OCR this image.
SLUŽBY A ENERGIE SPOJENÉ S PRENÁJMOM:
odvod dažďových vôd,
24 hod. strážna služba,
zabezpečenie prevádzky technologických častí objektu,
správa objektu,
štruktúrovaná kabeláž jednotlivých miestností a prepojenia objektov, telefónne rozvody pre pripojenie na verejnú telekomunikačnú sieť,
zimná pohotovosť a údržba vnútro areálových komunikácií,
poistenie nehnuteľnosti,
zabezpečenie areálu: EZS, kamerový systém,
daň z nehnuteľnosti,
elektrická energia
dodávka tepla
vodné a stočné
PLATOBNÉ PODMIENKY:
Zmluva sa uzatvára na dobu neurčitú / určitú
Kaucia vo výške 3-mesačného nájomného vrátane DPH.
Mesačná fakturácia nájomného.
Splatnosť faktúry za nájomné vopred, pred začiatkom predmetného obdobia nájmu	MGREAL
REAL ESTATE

---+---

_WHAT TO WORK ON_
Extract each line from the listing above, please, and repeat it exactly.

_FINISHED ANSWER_
OCR this image.
SLUŽBY A ENERGIE SPOJENÉ S PRENÁJMOM:
odvod dažďových vôd,
24 hod. strážna služba,
zabezpečenie prevádzky technologických častí objektu,
správa objektu,
štruktúrovaná kabeláž jednotlivých miestností a prepojenia objektov, telefónne rozvody pre pripojenie na verejnú telekomunikačnú sieť,
zimná pohotovosť a údržba vnútro areálových komunikácií,
poistenie nehnuteľnosti,
zabezpečenie areálu: EZS, kamerový systém,
daň z nehnuteľnosti,
elektrická energia
dodávka tepla
vodné a stočné
PLATOBNÉ PODMIENKY:
Zmluva sa uzatvára na dobu neurčitú / určitú
Kaucia vo výške 3-mesačného nájomného vrátane DPH.
Mesačná fakturácia nájomného.
Splatnosť faktúry za nájomné vopred, pred začiatkom predmetného obdobia nájmu	MGREAL
REAL ESTATE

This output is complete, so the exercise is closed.